Every line of the records below should be restated exactly.

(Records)
● ● ● ●

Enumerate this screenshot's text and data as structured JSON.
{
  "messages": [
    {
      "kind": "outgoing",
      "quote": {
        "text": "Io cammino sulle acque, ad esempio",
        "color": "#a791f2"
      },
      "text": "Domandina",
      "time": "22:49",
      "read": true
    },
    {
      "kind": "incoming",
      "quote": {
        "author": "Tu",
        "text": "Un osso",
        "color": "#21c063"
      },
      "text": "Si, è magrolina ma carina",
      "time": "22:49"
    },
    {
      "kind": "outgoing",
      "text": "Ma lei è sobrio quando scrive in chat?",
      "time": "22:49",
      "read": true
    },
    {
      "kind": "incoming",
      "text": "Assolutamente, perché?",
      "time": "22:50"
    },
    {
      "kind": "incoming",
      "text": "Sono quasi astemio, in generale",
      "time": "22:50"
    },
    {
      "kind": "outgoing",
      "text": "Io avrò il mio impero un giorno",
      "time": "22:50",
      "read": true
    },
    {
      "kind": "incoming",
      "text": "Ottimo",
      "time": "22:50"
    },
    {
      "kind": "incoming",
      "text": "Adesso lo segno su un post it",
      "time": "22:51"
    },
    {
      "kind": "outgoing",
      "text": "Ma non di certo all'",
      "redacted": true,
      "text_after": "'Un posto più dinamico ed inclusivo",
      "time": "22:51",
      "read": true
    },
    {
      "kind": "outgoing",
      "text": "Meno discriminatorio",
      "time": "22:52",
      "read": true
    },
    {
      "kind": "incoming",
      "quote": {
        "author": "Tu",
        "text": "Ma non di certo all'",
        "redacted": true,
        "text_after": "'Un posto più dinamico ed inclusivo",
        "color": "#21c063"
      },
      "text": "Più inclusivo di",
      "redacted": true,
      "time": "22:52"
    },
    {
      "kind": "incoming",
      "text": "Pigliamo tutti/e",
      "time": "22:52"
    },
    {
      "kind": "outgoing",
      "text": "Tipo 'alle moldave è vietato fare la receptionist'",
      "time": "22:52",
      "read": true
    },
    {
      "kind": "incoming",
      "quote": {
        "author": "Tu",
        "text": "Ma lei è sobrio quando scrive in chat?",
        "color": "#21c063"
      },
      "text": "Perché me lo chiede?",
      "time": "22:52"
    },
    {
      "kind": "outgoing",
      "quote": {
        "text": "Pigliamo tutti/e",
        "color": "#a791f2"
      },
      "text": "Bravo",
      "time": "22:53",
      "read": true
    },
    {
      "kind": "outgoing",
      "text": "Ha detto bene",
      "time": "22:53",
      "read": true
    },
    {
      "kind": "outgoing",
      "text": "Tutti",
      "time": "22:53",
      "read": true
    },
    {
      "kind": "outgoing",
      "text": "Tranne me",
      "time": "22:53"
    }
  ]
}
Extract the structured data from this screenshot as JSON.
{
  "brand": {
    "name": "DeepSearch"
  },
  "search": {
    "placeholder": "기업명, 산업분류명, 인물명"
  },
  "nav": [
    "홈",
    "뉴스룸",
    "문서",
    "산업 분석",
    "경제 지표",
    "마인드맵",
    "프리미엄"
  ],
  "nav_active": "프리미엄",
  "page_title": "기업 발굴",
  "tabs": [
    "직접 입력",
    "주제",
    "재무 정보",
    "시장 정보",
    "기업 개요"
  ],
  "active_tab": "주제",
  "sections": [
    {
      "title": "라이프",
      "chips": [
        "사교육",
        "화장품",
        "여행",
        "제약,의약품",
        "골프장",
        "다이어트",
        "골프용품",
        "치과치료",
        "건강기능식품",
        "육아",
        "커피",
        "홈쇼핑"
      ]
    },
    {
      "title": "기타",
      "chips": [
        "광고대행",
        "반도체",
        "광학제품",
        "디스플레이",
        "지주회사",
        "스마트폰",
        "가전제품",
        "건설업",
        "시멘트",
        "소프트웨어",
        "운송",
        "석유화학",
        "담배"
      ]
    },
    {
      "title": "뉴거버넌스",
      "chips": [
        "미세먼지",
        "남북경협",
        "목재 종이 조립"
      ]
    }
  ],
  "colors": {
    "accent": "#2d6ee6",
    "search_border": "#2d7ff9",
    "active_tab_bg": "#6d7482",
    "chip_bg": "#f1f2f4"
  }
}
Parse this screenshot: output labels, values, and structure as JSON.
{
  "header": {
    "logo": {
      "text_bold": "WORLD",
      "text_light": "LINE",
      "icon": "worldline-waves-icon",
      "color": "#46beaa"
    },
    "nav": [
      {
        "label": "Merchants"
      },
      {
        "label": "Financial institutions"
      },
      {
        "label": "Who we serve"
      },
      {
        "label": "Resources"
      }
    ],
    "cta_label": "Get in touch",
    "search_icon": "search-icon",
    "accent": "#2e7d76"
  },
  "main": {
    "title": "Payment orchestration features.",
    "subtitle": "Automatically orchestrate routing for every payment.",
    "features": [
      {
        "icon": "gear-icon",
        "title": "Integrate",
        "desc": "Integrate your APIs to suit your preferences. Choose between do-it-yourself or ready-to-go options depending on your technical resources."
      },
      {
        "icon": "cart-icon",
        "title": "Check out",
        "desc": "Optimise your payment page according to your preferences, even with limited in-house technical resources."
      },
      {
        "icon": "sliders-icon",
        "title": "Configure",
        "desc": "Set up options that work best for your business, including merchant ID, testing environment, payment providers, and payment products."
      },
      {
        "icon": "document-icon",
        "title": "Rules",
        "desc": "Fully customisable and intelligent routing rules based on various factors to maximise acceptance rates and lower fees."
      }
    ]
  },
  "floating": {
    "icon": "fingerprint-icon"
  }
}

● ● ● ●

The completed task:
Enumerate this screenshot's text and data as structured JSON.
{
  "messages": [
    {
      "kind": "outgoing",
      "quote": {
        "text": "Io cammino sulle acque, ad esempio",
        "color": "#a791f2"
      },
      "text": "Domandina",
      "time": "22:49",
      "read": true
    },
    {
      "kind": "incoming",
      "quote": {
        "author": "Tu",
        "text": "Un osso",
        "color": "#21c063"
      },
      "text": "Si, è magrolina ma carina",
      "time": "22:49"
    },
    {
      "kind": "outgoing",
      "text": "Ma lei è sobrio quando scrive in chat?",
      "time": "22:49",
      "read": true
    },
    {
      "kind": "incoming",
      "text": "Assolutamente, perché?",
      "time": "22:50"
    },
    {
      "kind": "incoming",
      "text": "Sono quasi astemio, in generale",
      "time": "22:50"
    },
    {
      "kind": "outgoing",
      "text": "Io avrò il mio impero un giorno",
      "time": "22:50",
      "read": true
    },
    {
      "kind": "incoming",
      "text": "Ottimo",
      "time": "22:50"
    },
    {
      "kind": "incoming",
      "text": "Adesso lo segno su un post it",
      "time": "22:51"
    },
    {
      "kind": "outgoing",
      "text": "Ma non di certo all'",
      "redacted": true,
      "text_after": "'Un posto più dinamico ed inclusivo",
      "time": "22:51",
      "read": true
    },
    {
      "kind": "outgoing",
      "text": "Meno discriminatorio",
      "time": "22:52",
      "read": true
    },
    {
      "kind": "incoming",
      "quote": {
        "author": "Tu",
        "text": "Ma non di certo all'",
        "redacted": true,
        "text_after": "'Un posto più dinamico ed inclusivo",
        "color": "#21c063"
      },
      "text": "Più inclusivo di",
      "redacted": true,
      "time": "22:52"
    },
    {
      "kind": "incoming",
      "text": "Pigliamo tutti/e",
      "time": "22:52"
    },
    {
      "kind": "outgoing",
      "text": "Tipo 'alle moldave è vietato fare la receptionist'",
      "time": "22:52",
      "read": true
    },
    {
      "kind": "incoming",
      "quote": {
        "author": "Tu",
        "text": "Ma lei è sobrio quando scrive in chat?",
        "color": "#21c063"
      },
      "text": "Perché me lo chiede?",
      "time": "22:52"
    },
    {
      "kind": "outgoing",
      "quote": {
        "text": "Pigliamo tutti/e",
        "color": "#a791f2"
      },
      "text": "Bravo",
      "time": "22:53",
      "read": true
    },
    {
      "kind": "outgoing",
      "text": "Ha detto bene",
      "time": "22:53",
      "read": true
    },
    {
      "kind": "outgoing",
      "text": "Tutti",
      "time": "22:53",
      "read": true
    },
    {
      "kind": "outgoing",
      "text": "Tranne me",
      "time": "22:53"
    }
  ]
}
Extract the structured data from this screenshot as JSON.
{
  "brand": {
    "name": "DeepSearch"
  },
  "search": {
    "placeholder": "기업명, 산업분류명, 인물명"
  },
  "nav": [
    "홈",
    "뉴스룸",
    "문서",
    "산업 분석",
    "경제 지표",
    "마인드맵",
    "프리미엄"
  ],
  "nav_active": "프리미엄",
  "page_title": "기업 발굴",
  "tabs": [
    "직접 입력",
    "주제",
    "재무 정보",
    "시장 정보",
    "기업 개요"
  ],
  "active_tab": "주제",
  "sections": [
    {
      "title": "라이프",
      "chips": [
        "사교육",
        "화장품",
        "여행",
        "제약,의약품",
        "골프장",
        "다이어트",
        "골프용품",
        "치과치료",
        "건강기능식품",
        "육아",
        "커피",
        "홈쇼핑"
      ]
    },
    {
      "title": "기타",
      "chips": [
        "광고대행",
        "반도체",
        "광학제품",
        "디스플레이",
        "지주회사",
        "스마트폰",
        "가전제품",
        "건설업",
        "시멘트",
        "소프트웨어",
        "운송",
        "석유화학",
        "담배"
      ]
    },
    {
      "title": "뉴거버넌스",
      "chips": [
        "미세먼지",
        "남북경협",
        "목재 종이 조립"
      ]
    }
  ],
  "colors": {
    "accent": "#2d6ee6",
    "search_border": "#2d7ff9",
    "active_tab_bg": "#6d7482",
    "chip_bg": "#f1f2f4"
  }
}
Parse this screenshot: output labels, values, and structure as JSON.
{
  "header": {
    "logo": {
      "text_bold": "WORLD",
      "text_light": "LINE",
      "icon": "worldline-waves-icon",
      "color": "#46beaa"
    },
    "nav": [
      {
        "label": "Merchants"
      },
      {
        "label": "Financial institutions"
      },
      {
        "label": "Who we serve"
      },
      {
        "label": "Resources"
      }
    ],
    "cta_label": "Get in touch",
    "search_icon": "search-icon",
    "accent": "#2e7d76"
  },
  "main": {
    "title": "Payment orchestration features.",
    "subtitle": "Automatically orchestrate routing for every payment.",
    "features": [
      {
        "icon": "gear-icon",
        "title": "Integrate",
        "desc": "Integrate your APIs to suit your preferences. Choose between do-it-yourself or ready-to-go options depending on your technical resources."
      },
      {
        "icon": "cart-icon",
        "title": "Check out",
        "desc": "Optimise your payment page according to your preferences, even with limited in-house technical resources."
      },
      {
        "icon": "sliders-icon",
        "title": "Configure",
        "desc": "Set up options that work best for your business, including merchant ID, testing environment, payment providers, and payment products."
      },
      {
        "icon": "document-icon",
        "title": "Rules",
        "desc": "Fully customisable and intelligent routing rules based on various factors to maximise acceptance rates and lower fees."
      }
    ]
  },
  "floating": {
    "icon": "fingerprint-icon"
  }
}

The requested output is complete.